Collected data entries
------------------------

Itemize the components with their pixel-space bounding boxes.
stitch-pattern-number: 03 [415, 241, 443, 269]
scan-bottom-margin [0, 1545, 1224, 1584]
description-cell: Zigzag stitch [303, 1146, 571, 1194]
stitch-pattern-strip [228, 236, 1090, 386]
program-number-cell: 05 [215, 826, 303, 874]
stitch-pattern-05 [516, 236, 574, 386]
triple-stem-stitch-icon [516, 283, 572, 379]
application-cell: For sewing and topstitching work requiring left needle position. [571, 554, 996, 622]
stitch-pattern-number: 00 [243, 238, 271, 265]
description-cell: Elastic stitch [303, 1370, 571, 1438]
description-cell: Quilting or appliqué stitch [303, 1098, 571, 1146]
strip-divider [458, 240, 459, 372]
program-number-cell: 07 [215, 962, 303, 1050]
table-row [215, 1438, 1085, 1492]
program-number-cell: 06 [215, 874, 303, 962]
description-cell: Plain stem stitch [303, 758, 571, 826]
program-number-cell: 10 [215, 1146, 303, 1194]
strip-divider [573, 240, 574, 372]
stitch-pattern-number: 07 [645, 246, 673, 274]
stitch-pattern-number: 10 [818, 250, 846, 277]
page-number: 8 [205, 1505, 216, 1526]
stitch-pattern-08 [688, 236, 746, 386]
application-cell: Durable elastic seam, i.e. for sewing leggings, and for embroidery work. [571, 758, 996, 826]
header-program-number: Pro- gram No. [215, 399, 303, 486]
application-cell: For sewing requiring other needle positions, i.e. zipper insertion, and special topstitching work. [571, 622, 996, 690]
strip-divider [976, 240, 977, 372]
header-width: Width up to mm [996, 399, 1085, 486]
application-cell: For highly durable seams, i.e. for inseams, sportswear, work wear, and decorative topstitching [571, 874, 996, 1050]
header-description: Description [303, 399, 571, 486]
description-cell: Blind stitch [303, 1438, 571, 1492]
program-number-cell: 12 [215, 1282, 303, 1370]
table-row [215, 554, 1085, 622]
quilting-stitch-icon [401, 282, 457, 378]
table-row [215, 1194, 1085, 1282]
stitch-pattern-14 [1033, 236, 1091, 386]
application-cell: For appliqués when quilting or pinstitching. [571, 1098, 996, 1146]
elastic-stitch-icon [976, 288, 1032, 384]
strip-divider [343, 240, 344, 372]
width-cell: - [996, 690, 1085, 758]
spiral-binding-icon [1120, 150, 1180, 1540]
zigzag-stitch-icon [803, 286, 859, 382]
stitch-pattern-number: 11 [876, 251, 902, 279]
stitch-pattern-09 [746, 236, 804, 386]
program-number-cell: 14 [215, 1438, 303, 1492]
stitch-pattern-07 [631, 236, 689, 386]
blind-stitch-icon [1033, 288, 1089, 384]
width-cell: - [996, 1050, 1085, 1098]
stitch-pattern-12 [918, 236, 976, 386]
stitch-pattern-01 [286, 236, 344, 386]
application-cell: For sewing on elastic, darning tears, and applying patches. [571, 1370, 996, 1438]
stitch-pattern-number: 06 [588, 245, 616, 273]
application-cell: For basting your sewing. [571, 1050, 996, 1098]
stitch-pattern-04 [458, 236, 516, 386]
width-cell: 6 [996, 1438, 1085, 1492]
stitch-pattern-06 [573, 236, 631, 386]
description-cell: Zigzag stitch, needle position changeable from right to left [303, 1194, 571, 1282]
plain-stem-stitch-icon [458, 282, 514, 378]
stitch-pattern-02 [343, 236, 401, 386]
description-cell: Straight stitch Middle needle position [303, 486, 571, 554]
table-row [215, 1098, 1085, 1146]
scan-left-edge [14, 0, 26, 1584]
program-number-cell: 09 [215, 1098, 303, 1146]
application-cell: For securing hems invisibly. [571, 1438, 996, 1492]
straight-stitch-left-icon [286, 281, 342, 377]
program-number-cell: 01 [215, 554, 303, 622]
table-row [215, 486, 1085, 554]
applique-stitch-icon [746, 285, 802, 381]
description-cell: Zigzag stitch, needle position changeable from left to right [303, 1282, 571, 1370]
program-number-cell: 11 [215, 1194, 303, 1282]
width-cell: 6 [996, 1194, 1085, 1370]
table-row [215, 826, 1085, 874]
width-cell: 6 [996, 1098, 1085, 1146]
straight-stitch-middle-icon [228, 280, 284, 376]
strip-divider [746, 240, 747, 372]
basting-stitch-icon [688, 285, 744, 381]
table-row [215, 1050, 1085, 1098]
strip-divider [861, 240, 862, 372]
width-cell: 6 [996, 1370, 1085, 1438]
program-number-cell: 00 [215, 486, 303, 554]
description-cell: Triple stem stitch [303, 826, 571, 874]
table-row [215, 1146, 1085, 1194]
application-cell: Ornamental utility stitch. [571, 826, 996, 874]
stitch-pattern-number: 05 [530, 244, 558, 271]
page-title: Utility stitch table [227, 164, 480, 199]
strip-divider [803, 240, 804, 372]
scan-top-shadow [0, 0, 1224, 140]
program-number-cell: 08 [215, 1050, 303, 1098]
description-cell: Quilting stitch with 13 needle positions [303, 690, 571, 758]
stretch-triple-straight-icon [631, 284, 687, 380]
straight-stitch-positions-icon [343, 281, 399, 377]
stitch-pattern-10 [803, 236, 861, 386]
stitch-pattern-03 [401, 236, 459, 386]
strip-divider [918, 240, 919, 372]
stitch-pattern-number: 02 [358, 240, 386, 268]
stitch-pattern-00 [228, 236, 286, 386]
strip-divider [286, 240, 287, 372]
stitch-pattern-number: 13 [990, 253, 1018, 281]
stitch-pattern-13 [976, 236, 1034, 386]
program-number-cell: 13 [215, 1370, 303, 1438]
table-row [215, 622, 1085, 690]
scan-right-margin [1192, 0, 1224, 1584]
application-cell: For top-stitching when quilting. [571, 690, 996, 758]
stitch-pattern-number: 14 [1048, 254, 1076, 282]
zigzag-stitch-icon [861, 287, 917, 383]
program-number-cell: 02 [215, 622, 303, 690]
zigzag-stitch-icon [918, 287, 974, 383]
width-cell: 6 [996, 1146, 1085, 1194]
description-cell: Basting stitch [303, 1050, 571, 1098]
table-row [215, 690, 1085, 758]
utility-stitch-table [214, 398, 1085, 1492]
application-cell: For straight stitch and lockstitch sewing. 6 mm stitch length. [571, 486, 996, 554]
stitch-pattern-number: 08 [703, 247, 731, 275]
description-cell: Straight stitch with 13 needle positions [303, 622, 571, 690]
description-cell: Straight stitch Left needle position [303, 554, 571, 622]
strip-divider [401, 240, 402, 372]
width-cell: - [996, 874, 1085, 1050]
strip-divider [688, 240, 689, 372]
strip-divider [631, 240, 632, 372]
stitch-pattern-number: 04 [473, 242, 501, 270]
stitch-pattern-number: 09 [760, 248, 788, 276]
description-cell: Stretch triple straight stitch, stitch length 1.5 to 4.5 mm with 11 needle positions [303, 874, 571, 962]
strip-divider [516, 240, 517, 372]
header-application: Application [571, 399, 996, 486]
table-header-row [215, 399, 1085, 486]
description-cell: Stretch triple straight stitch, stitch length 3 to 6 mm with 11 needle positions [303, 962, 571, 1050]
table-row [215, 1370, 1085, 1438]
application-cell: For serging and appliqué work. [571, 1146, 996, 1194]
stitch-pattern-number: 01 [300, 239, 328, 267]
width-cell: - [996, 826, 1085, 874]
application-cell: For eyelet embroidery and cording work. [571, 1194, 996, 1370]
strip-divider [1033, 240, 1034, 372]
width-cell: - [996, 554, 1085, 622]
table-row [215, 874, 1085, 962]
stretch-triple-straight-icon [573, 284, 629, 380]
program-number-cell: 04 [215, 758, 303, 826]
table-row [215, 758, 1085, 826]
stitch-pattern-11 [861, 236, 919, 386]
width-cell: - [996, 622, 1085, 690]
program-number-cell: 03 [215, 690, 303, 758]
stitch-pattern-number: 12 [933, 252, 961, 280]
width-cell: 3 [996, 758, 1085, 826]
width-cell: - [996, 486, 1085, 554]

------------------------

## Exercise aim
Write out again, unchanged, every line of the listing from its very first line through the line containing "stitch-pattern-14 [1033, 236, 1091, 386]", with both of those lines included.

## Result for this task
Itemize the components with their pixel-space bounding boxes.
stitch-pattern-number: 03 [415, 241, 443, 269]
scan-bottom-margin [0, 1545, 1224, 1584]
description-cell: Zigzag stitch [303, 1146, 571, 1194]
stitch-pattern-strip [228, 236, 1090, 386]
program-number-cell: 05 [215, 826, 303, 874]
stitch-pattern-05 [516, 236, 574, 386]
triple-stem-stitch-icon [516, 283, 572, 379]
application-cell: For sewing and topstitching work requiring left needle position. [571, 554, 996, 622]
stitch-pattern-number: 00 [243, 238, 271, 265]
description-cell: Elastic stitch [303, 1370, 571, 1438]
description-cell: Quilting or appliqué stitch [303, 1098, 571, 1146]
strip-divider [458, 240, 459, 372]
program-number-cell: 07 [215, 962, 303, 1050]
table-row [215, 1438, 1085, 1492]
program-number-cell: 06 [215, 874, 303, 962]
description-cell: Plain stem stitch [303, 758, 571, 826]
program-number-cell: 10 [215, 1146, 303, 1194]
strip-divider [573, 240, 574, 372]
stitch-pattern-number: 07 [645, 246, 673, 274]
stitch-pattern-number: 10 [818, 250, 846, 277]
page-number: 8 [205, 1505, 216, 1526]
stitch-pattern-08 [688, 236, 746, 386]
application-cell: Durable elastic seam, i.e. for sewing leggings, and for embroidery work. [571, 758, 996, 826]
header-program-number: Pro- gram No. [215, 399, 303, 486]
application-cell: For sewing requiring other needle positions, i.e. zipper insertion, and special topstitching work. [571, 622, 996, 690]
strip-divider [976, 240, 977, 372]
header-width: Width up to mm [996, 399, 1085, 486]
application-cell: For highly durable seams, i.e. for inseams, sportswear, work wear, and decorative topstitching [571, 874, 996, 1050]
header-description: Description [303, 399, 571, 486]
description-cell: Blind stitch [303, 1438, 571, 1492]
program-number-cell: 12 [215, 1282, 303, 1370]
table-row [215, 554, 1085, 622]
quilting-stitch-icon [401, 282, 457, 378]
table-row [215, 1194, 1085, 1282]
stitch-pattern-14 [1033, 236, 1091, 386]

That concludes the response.